Records for the task:
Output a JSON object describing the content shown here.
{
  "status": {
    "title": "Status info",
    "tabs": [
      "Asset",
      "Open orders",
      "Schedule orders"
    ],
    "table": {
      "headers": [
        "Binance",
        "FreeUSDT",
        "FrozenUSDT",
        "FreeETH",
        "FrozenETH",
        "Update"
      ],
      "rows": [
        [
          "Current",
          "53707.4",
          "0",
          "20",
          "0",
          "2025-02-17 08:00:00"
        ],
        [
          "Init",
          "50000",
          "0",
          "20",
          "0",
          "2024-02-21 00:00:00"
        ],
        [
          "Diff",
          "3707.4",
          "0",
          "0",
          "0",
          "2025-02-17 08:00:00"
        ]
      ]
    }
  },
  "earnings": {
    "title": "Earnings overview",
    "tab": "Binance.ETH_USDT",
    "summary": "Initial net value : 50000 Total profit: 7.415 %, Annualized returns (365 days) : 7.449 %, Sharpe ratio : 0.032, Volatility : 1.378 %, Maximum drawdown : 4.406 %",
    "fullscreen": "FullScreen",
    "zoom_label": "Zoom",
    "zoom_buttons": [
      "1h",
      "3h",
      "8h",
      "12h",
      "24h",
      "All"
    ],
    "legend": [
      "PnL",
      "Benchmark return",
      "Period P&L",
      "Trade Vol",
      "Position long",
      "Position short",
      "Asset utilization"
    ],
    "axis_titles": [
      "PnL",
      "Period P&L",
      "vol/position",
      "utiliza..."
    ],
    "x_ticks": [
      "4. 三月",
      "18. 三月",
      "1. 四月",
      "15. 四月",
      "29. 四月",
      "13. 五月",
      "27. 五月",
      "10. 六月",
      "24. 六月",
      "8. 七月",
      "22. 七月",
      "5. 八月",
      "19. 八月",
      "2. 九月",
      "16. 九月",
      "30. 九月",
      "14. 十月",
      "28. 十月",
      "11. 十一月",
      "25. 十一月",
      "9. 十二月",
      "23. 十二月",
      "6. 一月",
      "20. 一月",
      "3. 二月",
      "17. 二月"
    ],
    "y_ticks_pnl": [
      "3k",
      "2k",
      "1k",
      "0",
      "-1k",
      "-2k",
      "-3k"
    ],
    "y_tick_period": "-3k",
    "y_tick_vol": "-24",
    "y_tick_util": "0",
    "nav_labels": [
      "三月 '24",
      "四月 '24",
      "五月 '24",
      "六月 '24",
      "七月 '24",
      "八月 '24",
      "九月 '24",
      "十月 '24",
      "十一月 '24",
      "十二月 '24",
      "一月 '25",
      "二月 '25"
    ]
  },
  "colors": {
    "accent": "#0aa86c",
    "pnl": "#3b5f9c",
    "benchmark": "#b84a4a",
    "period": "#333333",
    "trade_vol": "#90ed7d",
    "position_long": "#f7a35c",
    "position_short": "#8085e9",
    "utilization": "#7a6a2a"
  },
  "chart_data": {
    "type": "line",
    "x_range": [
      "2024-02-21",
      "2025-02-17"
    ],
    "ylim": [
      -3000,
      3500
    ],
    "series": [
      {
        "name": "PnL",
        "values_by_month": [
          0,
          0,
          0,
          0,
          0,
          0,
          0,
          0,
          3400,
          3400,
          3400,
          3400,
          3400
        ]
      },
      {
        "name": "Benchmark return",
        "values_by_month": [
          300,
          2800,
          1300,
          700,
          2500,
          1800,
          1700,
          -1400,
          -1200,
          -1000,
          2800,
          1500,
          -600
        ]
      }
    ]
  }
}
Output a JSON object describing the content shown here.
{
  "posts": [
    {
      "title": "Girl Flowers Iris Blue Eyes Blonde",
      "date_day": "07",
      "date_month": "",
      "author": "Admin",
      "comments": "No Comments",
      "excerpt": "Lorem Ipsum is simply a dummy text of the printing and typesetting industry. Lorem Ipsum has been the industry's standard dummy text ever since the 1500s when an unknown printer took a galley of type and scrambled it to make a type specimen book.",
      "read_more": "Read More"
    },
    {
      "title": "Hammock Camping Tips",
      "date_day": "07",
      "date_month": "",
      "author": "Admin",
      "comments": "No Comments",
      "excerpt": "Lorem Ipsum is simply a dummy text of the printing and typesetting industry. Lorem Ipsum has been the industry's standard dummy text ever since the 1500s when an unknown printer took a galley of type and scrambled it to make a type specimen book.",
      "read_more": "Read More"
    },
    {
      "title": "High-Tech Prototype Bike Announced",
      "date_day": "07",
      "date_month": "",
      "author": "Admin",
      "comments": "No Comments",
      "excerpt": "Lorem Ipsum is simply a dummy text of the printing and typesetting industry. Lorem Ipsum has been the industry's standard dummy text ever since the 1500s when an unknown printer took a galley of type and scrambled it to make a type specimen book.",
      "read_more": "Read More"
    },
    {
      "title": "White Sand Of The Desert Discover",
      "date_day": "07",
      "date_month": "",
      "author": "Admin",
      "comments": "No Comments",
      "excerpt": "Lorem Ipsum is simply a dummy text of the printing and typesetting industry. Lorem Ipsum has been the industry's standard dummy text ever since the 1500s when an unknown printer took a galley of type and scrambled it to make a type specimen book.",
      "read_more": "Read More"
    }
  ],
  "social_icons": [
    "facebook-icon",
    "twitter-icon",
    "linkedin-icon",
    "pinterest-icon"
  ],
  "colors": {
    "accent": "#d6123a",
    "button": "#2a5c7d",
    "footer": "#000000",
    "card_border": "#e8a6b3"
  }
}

Stated problem:
Write out every entry above, word for word.

Answer to this problem:
Output a JSON object describing the content shown here.
{
  "status": {
    "title": "Status info",
    "tabs": [
      "Asset",
      "Open orders",
      "Schedule orders"
    ],
    "table": {
      "headers": [
        "Binance",
        "FreeUSDT",
        "FrozenUSDT",
        "FreeETH",
        "FrozenETH",
        "Update"
      ],
      "rows": [
        [
          "Current",
          "53707.4",
          "0",
          "20",
          "0",
          "2025-02-17 08:00:00"
        ],
        [
          "Init",
          "50000",
          "0",
          "20",
          "0",
          "2024-02-21 00:00:00"
        ],
        [
          "Diff",
          "3707.4",
          "0",
          "0",
          "0",
          "2025-02-17 08:00:00"
        ]
      ]
    }
  },
  "earnings": {
    "title": "Earnings overview",
    "tab": "Binance.ETH_USDT",
    "summary": "Initial net value : 50000 Total profit: 7.415 %, Annualized returns (365 days) : 7.449 %, Sharpe ratio : 0.032, Volatility : 1.378 %, Maximum drawdown : 4.406 %",
    "fullscreen": "FullScreen",
    "zoom_label": "Zoom",
    "zoom_buttons": [
      "1h",
      "3h",
      "8h",
      "12h",
      "24h",
      "All"
    ],
    "legend": [
      "PnL",
      "Benchmark return",
      "Period P&L",
      "Trade Vol",
      "Position long",
      "Position short",
      "Asset utilization"
    ],
    "axis_titles": [
      "PnL",
      "Period P&L",
      "vol/position",
      "utiliza..."
    ],
    "x_ticks": [
      "4. 三月",
      "18. 三月",
      "1. 四月",
      "15. 四月",
      "29. 四月",
      "13. 五月",
      "27. 五月",
      "10. 六月",
      "24. 六月",
      "8. 七月",
      "22. 七月",
      "5. 八月",
      "19. 八月",
      "2. 九月",
      "16. 九月",
      "30. 九月",
      "14. 十月",
      "28. 十月",
      "11. 十一月",
      "25. 十一月",
      "9. 十二月",
      "23. 十二月",
      "6. 一月",
      "20. 一月",
      "3. 二月",
      "17. 二月"
    ],
    "y_ticks_pnl": [
      "3k",
      "2k",
      "1k",
      "0",
      "-1k",
      "-2k",
      "-3k"
    ],
    "y_tick_period": "-3k",
    "y_tick_vol": "-24",
    "y_tick_util": "0",
    "nav_labels": [
      "三月 '24",
      "四月 '24",
      "五月 '24",
      "六月 '24",
      "七月 '24",
      "八月 '24",
      "九月 '24",
      "十月 '24",
      "十一月 '24",
      "十二月 '24",
      "一月 '25",
      "二月 '25"
    ]
  },
  "colors": {
    "accent": "#0aa86c",
    "pnl": "#3b5f9c",
    "benchmark": "#b84a4a",
    "period": "#333333",
    "trade_vol": "#90ed7d",
    "position_long": "#f7a35c",
    "position_short": "#8085e9",
    "utilization": "#7a6a2a"
  },
  "chart_data": {
    "type": "line",
    "x_range": [
      "2024-02-21",
      "2025-02-17"
    ],
    "ylim": [
      -3000,
      3500
    ],
    "series": [
      {
        "name": "PnL",
        "values_by_month": [
          0,
          0,
          0,
          0,
          0,
          0,
          0,
          0,
          3400,
          3400,
          3400,
          3400,
          3400
        ]
      },
      {
        "name": "Benchmark return",
        "values_by_month": [
          300,
          2800,
          1300,
          700,
          2500,
          1800,
          1700,
          -1400,
          -1200,
          -1000,
          2800,
          1500,
          -600
        ]
      }
    ]
  }
}
Output a JSON object describing the content shown here.
{
  "posts": [
    {
      "title": "Girl Flowers Iris Blue Eyes Blonde",
      "date_day": "07",
      "date_month": "",
      "author": "Admin",
      "comments": "No Comments",
      "excerpt": "Lorem Ipsum is simply a dummy text of the printing and typesetting industry. Lorem Ipsum has been the industry's standard dummy text ever since the 1500s when an unknown printer took a galley of type and scrambled it to make a type specimen book.",
      "read_more": "Read More"
    },
    {
      "title": "Hammock Camping Tips",
      "date_day": "07",
      "date_month": "",
      "author": "Admin",
      "comments": "No Comments",
      "excerpt": "Lorem Ipsum is simply a dummy text of the printing and typesetting industry. Lorem Ipsum has been the industry's standard dummy text ever since the 1500s when an unknown printer took a galley of type and scrambled it to make a type specimen book.",
      "read_more": "Read More"
    },
    {
      "title": "High-Tech Prototype Bike Announced",
      "date_day": "07",
      "date_month": "",
      "author": "Admin",
      "comments": "No Comments",
      "excerpt": "Lorem Ipsum is simply a dummy text of the printing and typesetting industry. Lorem Ipsum has been the industry's standard dummy text ever since the 1500s when an unknown printer took a galley of type and scrambled it to make a type specimen book.",
      "read_more": "Read More"
    },
    {
      "title": "White Sand Of The Desert Discover",
      "date_day": "07",
      "date_month": "",
      "author": "Admin",
      "comments": "No Comments",
      "excerpt": "Lorem Ipsum is simply a dummy text of the printing and typesetting industry. Lorem Ipsum has been the industry's standard dummy text ever since the 1500s when an unknown printer took a galley of type and scrambled it to make a type specimen book.",
      "read_more": "Read More"
    }
  ],
  "social_icons": [
    "facebook-icon",
    "twitter-icon",
    "linkedin-icon",
    "pinterest-icon"
  ],
  "colors": {
    "accent": "#d6123a",
    "button": "#2a5c7d",
    "footer": "#000000",
    "card_border": "#e8a6b3"
  }
}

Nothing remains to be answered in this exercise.